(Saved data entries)
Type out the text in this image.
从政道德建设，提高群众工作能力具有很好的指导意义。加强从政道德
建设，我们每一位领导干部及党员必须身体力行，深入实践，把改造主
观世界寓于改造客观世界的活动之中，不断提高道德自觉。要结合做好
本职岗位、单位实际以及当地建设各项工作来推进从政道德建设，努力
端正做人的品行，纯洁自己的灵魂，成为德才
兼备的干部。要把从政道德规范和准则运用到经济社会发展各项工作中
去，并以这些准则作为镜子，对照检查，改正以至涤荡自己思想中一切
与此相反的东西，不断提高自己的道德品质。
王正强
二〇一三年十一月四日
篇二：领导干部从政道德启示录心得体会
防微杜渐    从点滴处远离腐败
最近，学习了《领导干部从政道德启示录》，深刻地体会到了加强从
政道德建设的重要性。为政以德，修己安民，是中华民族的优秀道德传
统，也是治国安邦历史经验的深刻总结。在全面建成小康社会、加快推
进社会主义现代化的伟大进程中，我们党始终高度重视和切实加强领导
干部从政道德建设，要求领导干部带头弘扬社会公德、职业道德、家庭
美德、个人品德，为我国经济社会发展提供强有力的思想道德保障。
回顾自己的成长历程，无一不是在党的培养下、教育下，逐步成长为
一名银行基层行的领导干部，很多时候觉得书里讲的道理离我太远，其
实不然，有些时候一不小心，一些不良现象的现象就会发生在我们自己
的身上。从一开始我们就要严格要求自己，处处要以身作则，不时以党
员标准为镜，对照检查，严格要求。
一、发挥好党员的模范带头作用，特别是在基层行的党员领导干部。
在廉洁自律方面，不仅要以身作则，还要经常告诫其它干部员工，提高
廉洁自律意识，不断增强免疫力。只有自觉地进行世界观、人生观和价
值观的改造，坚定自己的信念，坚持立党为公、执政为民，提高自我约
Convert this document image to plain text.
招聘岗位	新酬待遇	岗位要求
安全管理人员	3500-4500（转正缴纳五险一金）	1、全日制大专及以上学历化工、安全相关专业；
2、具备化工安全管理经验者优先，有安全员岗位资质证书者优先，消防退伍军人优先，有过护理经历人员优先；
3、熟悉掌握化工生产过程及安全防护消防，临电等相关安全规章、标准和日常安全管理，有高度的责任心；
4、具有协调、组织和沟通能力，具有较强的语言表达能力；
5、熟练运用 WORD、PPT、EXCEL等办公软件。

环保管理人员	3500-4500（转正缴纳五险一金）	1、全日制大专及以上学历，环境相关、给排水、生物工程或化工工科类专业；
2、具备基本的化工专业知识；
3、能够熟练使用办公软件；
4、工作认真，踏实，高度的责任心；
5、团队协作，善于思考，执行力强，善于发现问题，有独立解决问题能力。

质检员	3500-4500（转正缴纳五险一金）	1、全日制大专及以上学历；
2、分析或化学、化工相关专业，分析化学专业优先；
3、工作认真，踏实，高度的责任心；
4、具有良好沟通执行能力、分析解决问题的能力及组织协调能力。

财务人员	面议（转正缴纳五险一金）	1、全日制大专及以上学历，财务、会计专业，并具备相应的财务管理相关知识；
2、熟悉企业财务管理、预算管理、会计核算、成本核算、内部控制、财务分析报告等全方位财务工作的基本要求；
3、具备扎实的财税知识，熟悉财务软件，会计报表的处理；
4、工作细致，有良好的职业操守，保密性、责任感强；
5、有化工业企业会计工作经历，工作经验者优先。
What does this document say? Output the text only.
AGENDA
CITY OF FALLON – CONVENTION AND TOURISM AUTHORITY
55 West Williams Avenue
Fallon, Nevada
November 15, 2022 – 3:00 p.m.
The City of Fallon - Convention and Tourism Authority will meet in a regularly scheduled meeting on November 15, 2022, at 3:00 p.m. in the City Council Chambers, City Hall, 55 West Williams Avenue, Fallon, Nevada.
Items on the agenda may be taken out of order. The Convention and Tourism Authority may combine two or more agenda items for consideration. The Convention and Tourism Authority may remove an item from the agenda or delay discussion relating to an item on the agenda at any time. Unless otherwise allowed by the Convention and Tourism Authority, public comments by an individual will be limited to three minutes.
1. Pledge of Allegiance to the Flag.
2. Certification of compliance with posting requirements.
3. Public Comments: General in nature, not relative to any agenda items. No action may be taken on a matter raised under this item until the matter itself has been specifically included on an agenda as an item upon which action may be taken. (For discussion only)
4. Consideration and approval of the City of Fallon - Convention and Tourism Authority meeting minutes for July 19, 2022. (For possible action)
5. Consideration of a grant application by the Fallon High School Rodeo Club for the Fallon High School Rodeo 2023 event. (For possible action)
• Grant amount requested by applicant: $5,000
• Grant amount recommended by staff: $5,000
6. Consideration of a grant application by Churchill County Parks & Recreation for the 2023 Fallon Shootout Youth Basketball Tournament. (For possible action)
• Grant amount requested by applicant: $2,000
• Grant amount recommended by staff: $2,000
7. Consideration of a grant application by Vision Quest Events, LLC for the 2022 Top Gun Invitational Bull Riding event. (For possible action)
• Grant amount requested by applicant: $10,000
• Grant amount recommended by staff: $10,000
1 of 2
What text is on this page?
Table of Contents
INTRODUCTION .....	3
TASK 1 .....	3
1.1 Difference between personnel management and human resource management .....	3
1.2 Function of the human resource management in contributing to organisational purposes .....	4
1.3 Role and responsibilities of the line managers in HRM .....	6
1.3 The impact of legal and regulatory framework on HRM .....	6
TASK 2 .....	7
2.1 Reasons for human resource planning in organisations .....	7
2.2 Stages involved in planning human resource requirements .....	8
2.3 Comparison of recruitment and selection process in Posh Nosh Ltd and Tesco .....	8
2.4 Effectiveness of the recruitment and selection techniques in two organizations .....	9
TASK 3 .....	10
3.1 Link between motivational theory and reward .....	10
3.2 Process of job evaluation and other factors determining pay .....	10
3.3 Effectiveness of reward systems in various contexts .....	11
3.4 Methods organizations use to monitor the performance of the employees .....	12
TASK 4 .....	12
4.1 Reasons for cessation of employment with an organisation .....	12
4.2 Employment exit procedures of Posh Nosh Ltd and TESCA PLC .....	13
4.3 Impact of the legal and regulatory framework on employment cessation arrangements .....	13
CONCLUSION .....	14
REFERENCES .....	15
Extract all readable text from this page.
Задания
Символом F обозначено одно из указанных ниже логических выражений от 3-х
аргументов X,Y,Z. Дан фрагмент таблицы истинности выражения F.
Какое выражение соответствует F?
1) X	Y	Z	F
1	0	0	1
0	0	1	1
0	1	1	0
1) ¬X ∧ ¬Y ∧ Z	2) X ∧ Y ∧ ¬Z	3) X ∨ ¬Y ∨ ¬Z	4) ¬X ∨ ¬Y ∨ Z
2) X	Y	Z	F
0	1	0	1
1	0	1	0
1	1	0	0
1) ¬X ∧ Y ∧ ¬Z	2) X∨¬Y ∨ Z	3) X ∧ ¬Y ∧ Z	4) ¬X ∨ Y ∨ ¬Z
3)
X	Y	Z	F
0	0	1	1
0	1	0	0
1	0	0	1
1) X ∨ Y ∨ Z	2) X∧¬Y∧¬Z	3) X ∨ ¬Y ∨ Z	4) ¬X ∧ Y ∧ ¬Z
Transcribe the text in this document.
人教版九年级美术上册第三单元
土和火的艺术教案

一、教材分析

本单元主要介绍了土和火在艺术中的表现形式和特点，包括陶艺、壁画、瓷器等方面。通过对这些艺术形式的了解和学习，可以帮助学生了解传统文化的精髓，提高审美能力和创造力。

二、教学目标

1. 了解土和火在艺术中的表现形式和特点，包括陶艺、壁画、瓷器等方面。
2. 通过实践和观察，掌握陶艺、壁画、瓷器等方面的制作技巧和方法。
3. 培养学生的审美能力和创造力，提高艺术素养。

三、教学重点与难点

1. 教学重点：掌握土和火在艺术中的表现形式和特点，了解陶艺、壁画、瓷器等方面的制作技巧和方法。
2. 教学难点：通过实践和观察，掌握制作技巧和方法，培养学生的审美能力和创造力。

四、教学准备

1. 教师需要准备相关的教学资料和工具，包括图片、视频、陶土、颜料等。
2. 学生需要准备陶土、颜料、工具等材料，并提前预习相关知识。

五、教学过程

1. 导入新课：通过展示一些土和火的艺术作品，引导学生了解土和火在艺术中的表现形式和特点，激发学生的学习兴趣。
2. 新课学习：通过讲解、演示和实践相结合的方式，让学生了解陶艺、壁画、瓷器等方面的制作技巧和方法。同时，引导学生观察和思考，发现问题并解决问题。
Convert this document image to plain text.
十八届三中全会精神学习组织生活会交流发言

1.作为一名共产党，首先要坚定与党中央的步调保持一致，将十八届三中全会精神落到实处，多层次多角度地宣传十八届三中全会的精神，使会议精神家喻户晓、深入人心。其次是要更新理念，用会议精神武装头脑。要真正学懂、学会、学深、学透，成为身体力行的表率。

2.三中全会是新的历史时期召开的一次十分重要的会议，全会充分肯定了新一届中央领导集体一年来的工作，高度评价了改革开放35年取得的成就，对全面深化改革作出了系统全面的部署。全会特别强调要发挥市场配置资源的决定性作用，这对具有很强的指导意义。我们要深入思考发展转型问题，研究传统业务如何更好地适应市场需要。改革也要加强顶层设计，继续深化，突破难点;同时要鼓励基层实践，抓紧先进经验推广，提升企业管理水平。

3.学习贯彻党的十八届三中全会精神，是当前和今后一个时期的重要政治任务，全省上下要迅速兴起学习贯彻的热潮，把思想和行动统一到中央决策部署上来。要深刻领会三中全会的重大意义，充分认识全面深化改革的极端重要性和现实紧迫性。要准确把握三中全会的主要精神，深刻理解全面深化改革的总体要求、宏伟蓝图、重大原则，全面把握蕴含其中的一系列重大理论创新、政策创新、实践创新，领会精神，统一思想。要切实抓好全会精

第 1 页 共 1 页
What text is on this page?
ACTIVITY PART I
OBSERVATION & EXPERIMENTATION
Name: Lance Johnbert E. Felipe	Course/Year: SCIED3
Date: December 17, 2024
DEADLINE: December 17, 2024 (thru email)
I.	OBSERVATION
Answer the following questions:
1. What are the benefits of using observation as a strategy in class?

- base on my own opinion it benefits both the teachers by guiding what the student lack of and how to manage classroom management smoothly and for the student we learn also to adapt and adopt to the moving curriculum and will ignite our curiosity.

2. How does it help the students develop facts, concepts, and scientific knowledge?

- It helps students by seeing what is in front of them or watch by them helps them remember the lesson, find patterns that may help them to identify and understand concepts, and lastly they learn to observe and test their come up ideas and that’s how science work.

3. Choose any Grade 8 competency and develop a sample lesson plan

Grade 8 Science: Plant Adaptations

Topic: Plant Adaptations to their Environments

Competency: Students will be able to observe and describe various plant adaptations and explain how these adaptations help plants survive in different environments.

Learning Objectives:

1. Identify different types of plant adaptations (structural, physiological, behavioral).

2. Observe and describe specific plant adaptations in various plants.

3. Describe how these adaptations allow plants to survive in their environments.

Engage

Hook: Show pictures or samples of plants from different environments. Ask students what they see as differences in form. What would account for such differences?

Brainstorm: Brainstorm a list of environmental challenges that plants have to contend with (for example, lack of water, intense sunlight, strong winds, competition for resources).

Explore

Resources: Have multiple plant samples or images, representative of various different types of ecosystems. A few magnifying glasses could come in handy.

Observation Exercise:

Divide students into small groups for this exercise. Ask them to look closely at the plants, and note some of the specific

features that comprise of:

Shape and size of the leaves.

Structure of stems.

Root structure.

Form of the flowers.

### [YOUR INSTRUCTIONS]
Examine the records and report how many lines contain the string "cessation". Only the number should be given.

### [ANSWER BELOW]
2